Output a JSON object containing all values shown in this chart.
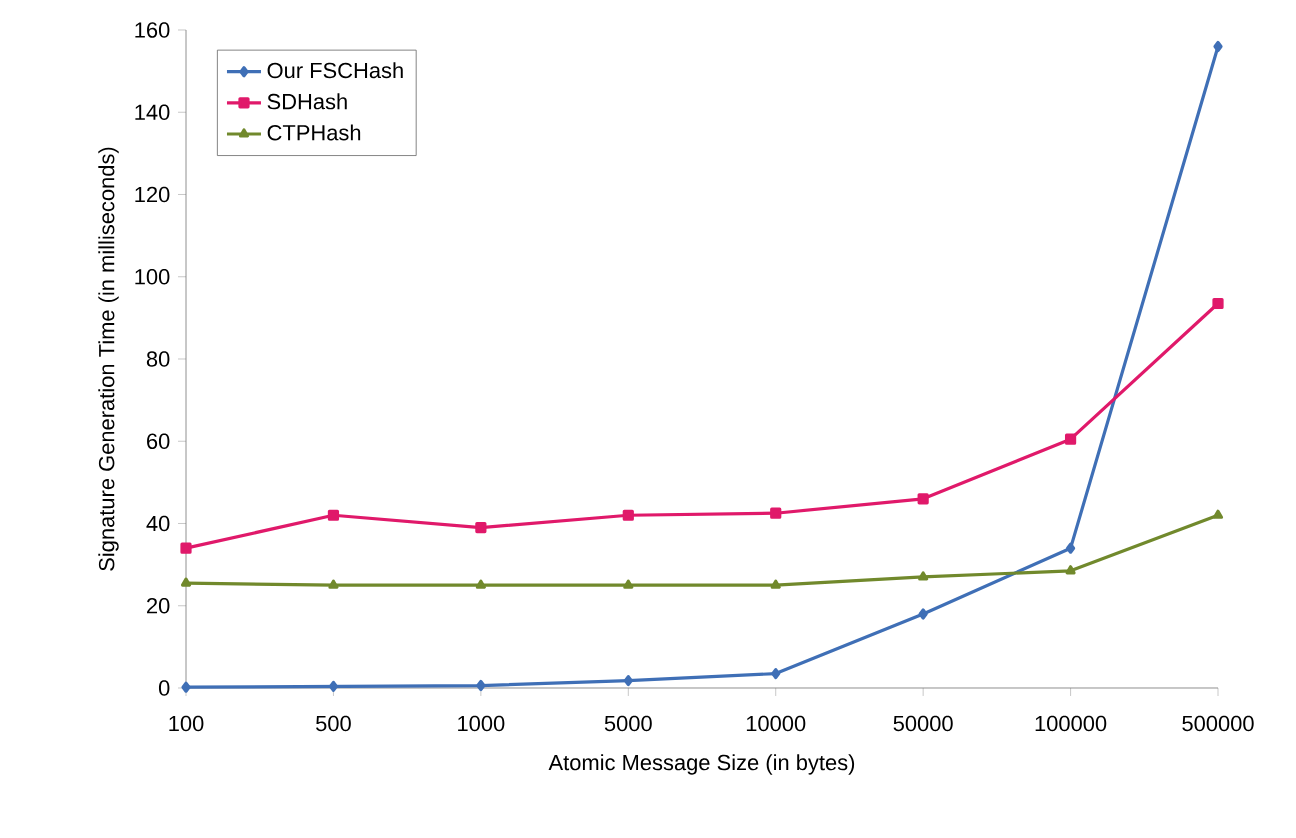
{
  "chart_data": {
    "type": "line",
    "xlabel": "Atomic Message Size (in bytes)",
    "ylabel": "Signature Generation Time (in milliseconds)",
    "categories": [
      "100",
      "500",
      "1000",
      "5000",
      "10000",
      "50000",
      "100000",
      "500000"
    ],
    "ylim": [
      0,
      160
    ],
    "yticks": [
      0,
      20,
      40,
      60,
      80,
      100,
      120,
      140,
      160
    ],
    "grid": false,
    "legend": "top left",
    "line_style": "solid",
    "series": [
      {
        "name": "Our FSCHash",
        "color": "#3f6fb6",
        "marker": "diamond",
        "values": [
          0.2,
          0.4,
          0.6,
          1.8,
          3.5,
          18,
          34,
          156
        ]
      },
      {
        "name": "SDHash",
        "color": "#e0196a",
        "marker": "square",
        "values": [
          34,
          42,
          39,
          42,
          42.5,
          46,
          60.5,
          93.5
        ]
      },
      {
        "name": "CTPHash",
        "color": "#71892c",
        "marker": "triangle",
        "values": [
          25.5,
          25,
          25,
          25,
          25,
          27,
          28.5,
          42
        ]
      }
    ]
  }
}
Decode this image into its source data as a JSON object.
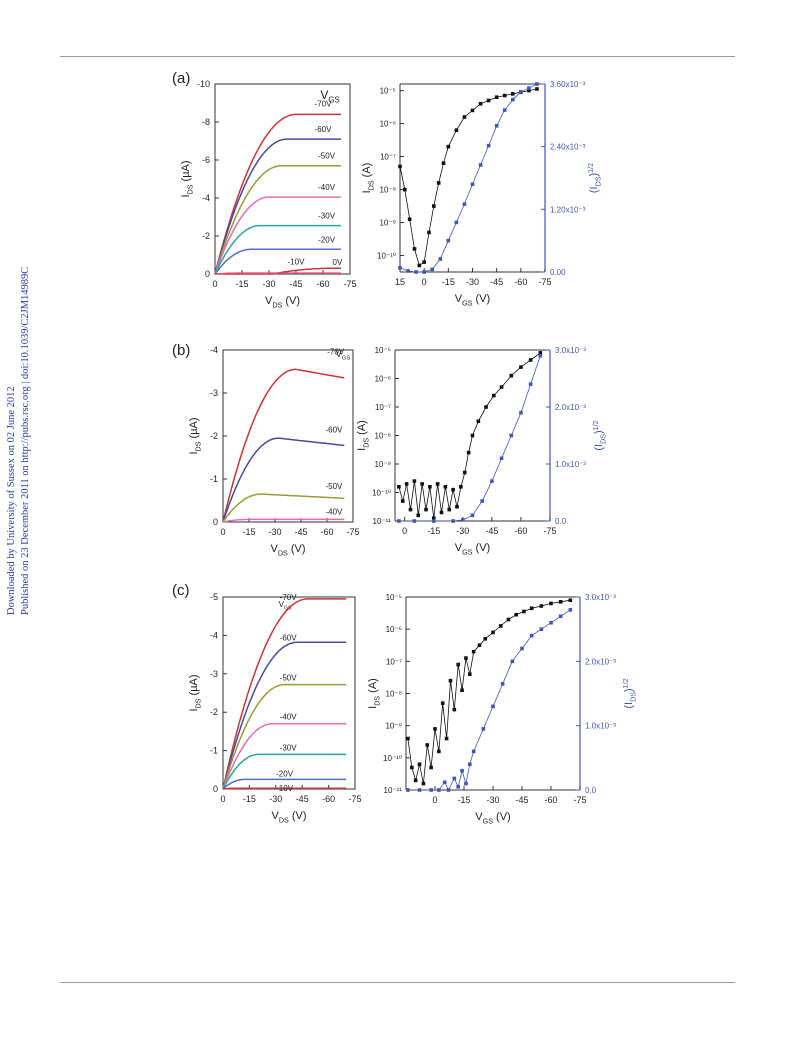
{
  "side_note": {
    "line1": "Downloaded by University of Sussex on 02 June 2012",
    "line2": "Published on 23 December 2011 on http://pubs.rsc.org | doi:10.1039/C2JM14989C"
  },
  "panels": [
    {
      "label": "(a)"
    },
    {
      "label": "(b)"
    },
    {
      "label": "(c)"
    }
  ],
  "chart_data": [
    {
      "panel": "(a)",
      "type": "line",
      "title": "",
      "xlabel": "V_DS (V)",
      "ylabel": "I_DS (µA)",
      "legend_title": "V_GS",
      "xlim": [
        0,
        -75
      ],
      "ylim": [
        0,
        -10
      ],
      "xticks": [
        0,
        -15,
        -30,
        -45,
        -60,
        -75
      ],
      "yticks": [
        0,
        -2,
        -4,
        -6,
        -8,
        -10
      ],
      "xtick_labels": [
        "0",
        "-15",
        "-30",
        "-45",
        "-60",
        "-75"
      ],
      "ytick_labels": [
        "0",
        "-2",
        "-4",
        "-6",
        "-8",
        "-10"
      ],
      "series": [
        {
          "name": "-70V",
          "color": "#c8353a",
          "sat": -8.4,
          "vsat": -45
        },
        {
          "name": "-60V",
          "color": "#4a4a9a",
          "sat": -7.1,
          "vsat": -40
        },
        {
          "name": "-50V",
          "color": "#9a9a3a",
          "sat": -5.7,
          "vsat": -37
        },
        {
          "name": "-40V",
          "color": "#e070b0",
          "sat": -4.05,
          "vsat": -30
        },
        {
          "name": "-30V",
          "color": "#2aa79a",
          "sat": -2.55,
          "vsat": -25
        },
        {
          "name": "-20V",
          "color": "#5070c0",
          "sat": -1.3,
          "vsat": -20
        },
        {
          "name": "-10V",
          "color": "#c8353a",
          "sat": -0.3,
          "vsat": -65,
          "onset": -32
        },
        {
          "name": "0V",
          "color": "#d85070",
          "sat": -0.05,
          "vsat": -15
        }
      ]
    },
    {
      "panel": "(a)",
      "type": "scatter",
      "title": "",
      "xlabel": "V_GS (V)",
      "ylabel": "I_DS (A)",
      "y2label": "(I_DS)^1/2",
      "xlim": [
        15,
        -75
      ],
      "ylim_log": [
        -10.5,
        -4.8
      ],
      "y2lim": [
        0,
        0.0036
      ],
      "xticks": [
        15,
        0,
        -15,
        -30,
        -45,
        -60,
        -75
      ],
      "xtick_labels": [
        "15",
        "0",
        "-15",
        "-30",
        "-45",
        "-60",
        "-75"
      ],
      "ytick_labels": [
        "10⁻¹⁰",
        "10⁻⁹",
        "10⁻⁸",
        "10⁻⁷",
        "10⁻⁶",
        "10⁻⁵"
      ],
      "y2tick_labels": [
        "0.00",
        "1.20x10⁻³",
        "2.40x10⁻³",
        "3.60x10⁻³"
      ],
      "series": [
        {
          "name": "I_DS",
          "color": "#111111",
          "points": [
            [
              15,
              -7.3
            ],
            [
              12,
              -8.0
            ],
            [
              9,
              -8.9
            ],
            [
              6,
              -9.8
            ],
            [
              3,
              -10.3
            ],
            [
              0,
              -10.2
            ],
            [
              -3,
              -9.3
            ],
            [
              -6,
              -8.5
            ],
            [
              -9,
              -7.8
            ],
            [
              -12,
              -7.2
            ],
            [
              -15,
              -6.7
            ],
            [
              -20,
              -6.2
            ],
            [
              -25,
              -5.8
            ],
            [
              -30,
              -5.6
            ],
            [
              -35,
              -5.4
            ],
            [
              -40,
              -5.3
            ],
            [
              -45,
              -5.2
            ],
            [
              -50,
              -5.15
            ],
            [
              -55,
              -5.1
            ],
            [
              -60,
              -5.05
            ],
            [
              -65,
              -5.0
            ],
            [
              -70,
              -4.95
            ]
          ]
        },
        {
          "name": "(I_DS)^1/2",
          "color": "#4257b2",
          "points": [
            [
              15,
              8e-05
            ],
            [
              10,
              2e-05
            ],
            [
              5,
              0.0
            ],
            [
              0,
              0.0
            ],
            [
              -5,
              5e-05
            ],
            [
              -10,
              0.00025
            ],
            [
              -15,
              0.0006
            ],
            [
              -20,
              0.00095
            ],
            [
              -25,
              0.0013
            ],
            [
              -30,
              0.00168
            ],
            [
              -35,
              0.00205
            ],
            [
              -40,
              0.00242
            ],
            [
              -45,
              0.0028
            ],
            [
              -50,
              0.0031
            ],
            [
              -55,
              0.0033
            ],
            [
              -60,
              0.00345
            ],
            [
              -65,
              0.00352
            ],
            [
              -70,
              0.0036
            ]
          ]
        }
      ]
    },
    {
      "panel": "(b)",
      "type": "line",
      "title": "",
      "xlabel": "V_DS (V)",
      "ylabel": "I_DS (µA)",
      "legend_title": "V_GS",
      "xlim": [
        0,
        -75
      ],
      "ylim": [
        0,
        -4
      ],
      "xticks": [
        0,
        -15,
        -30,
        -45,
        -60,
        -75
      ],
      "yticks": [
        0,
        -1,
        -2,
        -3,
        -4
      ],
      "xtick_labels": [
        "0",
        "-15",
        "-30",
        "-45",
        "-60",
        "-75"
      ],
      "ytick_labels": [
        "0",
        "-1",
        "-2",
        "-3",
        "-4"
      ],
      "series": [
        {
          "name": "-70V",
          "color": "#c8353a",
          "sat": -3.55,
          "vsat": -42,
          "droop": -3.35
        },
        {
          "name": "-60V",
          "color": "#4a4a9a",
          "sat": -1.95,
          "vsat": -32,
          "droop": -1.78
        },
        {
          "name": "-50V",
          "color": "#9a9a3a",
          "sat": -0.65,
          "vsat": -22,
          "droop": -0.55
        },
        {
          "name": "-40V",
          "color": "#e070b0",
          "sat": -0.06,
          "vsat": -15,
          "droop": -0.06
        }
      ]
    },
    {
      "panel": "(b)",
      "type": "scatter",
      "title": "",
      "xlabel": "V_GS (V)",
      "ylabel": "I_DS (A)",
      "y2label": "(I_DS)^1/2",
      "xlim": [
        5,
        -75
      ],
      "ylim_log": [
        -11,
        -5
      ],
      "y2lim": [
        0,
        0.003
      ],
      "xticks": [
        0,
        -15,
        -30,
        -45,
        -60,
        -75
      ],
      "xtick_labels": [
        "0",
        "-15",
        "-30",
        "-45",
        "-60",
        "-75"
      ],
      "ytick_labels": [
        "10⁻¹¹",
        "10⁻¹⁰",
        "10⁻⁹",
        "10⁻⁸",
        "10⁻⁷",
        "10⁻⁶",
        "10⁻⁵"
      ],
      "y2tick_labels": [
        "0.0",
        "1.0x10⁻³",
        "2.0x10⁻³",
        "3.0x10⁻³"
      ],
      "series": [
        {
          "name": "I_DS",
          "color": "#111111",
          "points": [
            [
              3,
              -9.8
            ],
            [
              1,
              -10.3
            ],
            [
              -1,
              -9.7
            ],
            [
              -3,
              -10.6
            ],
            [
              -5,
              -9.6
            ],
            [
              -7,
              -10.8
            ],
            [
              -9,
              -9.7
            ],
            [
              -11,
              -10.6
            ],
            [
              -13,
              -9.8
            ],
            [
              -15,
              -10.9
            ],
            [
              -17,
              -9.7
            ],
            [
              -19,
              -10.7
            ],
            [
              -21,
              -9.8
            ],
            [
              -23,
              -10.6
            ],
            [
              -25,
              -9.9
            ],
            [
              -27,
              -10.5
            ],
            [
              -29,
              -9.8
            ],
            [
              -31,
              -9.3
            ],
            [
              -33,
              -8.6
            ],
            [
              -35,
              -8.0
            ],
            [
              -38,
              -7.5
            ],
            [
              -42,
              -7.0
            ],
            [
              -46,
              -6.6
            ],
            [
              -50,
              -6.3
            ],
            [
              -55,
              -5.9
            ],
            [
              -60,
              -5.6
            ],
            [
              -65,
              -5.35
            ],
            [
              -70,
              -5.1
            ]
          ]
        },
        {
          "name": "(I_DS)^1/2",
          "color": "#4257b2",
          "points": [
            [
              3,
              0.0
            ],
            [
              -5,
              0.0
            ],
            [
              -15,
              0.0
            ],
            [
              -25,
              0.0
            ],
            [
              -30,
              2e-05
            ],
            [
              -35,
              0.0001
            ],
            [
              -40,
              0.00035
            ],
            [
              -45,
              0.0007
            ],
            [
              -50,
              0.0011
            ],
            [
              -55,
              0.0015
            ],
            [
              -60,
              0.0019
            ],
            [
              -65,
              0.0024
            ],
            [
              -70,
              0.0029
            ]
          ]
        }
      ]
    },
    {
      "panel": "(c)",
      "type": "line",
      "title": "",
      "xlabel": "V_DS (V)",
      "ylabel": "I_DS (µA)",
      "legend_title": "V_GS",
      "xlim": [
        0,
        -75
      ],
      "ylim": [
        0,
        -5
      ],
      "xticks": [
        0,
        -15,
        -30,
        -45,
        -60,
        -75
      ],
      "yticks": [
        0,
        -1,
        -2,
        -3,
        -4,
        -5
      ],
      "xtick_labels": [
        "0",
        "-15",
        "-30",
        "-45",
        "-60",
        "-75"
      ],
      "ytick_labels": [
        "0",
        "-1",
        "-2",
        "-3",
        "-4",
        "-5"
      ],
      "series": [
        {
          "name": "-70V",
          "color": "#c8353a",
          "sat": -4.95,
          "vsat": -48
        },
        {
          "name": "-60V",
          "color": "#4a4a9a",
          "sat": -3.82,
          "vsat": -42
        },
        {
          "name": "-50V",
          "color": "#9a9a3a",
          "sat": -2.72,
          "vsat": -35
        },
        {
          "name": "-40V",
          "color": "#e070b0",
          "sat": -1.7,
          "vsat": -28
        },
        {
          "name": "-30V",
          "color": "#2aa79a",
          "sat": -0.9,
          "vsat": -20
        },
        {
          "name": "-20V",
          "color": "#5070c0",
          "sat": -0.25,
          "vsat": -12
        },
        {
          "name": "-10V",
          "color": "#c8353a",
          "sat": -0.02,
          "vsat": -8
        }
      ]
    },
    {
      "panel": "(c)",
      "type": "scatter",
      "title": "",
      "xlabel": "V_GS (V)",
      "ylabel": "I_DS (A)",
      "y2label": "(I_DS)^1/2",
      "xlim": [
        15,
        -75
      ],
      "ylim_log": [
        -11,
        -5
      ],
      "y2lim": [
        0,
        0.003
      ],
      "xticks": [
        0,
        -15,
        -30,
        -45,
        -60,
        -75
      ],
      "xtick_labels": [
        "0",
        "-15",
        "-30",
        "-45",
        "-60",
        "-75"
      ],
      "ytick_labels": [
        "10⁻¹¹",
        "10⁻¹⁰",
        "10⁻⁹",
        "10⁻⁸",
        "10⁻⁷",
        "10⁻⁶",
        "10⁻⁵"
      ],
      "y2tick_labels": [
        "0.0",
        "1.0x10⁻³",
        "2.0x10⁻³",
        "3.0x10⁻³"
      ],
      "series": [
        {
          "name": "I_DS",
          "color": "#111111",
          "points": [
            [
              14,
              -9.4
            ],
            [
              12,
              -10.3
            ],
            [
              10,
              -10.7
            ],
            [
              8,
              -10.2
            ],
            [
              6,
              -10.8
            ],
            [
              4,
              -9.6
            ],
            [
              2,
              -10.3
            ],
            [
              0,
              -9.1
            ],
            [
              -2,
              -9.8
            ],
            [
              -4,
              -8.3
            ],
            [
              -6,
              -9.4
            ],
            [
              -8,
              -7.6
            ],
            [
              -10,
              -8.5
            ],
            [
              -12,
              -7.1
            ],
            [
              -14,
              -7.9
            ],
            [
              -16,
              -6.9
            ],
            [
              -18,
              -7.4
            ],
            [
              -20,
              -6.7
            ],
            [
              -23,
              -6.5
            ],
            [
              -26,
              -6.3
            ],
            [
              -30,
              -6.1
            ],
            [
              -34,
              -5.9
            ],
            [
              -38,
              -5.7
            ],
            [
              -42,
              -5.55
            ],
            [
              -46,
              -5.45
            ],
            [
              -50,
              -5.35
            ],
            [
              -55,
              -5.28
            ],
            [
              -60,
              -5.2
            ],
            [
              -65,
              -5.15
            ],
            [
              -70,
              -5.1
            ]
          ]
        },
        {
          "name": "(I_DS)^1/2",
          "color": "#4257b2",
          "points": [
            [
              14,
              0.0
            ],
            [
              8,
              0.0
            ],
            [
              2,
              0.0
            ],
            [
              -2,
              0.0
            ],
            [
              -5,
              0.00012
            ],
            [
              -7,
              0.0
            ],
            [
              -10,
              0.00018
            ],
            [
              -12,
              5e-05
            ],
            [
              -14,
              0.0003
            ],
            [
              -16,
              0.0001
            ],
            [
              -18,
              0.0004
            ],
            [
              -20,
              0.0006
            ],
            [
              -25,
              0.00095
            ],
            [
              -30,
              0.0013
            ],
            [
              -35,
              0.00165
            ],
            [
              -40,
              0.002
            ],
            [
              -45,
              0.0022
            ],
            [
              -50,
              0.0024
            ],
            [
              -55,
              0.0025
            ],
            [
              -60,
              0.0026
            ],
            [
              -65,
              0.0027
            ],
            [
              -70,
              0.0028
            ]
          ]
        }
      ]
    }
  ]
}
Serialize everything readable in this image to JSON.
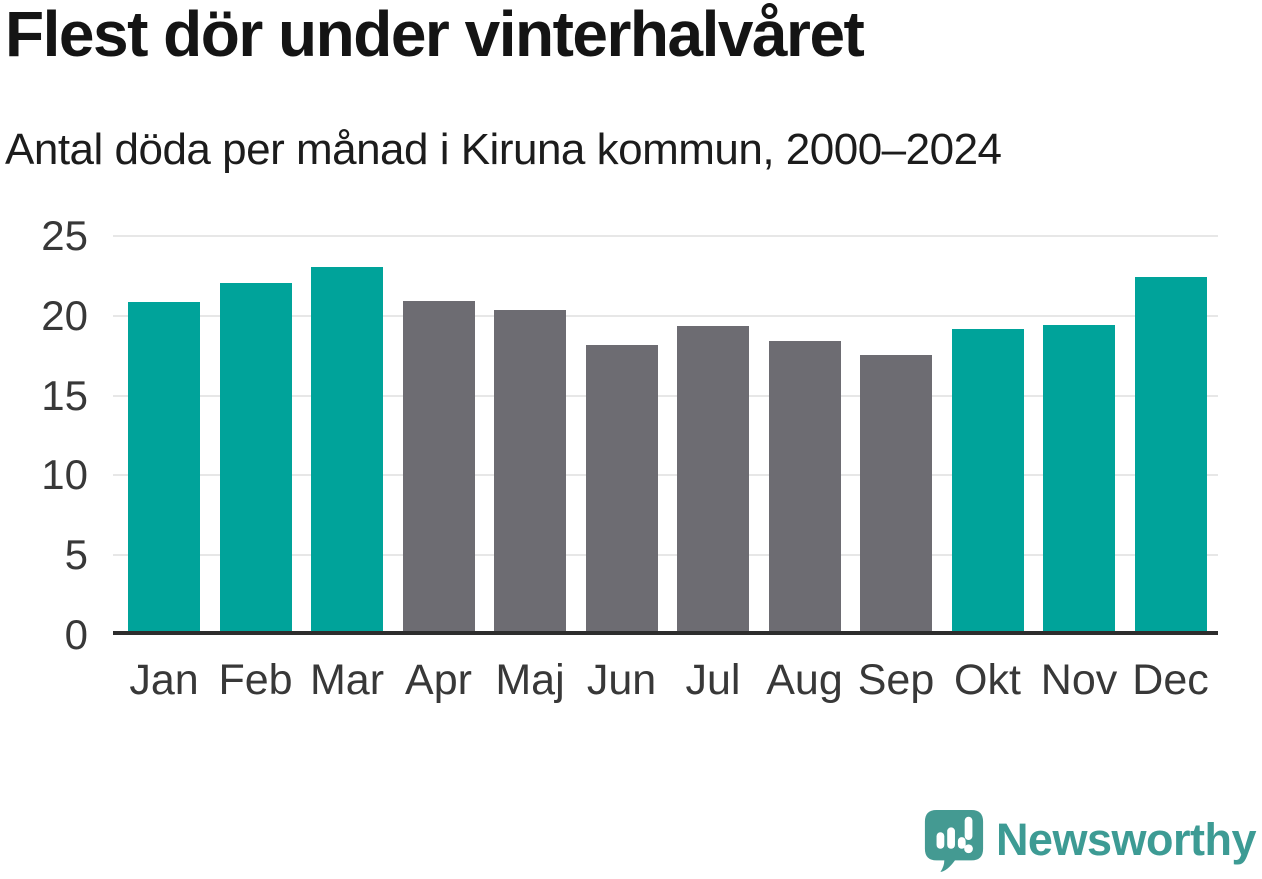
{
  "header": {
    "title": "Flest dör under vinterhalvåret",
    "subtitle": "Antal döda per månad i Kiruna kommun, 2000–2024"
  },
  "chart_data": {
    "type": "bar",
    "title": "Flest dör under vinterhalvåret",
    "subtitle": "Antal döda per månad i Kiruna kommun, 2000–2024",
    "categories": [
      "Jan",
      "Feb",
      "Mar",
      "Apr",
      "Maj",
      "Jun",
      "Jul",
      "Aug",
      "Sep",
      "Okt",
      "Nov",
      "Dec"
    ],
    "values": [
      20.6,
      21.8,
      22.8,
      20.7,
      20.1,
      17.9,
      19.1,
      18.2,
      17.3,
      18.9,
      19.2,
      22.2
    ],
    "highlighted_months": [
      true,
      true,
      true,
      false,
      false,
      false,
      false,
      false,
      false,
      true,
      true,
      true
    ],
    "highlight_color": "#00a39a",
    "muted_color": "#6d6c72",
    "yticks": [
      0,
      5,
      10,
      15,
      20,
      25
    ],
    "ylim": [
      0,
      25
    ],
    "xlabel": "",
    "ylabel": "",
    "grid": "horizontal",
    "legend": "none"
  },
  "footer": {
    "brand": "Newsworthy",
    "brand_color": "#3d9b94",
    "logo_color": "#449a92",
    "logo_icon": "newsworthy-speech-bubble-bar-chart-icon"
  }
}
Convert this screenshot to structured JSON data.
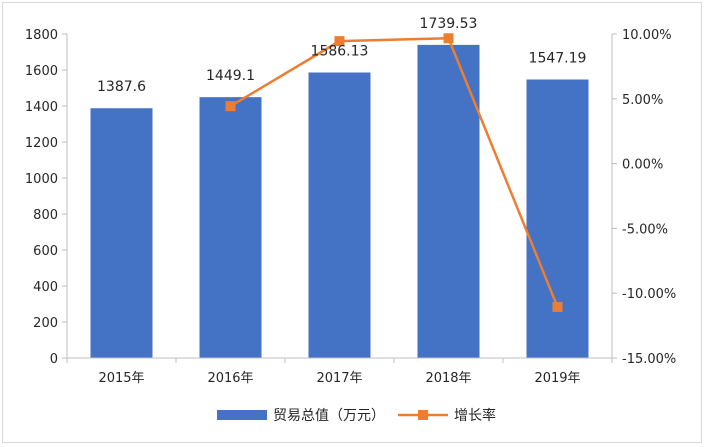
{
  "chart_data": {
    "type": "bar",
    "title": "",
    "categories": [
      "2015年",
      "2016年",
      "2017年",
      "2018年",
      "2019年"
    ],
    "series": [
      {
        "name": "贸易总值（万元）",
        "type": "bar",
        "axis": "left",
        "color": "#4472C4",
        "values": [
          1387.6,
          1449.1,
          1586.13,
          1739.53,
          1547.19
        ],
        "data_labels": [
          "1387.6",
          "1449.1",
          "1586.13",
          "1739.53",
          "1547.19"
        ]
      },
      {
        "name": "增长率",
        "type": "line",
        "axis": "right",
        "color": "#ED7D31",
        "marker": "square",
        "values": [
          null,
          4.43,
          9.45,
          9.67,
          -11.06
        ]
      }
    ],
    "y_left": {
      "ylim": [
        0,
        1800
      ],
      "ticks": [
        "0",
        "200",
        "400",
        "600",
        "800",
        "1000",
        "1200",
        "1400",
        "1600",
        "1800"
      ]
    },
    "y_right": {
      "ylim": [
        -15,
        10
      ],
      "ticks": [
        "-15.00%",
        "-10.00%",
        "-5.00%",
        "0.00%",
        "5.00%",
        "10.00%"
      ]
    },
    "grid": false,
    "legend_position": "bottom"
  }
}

=== TASK DETAILS ===
Copy out every line holding the string "JSON".

=== FINAL ANSWER ===
Output a JSON object containing all values shown in this chart.
Decode this image into its source data as a JSON object.
Serialize everything readable in this image to JSON.
Convert this screenshot to structured JSON data.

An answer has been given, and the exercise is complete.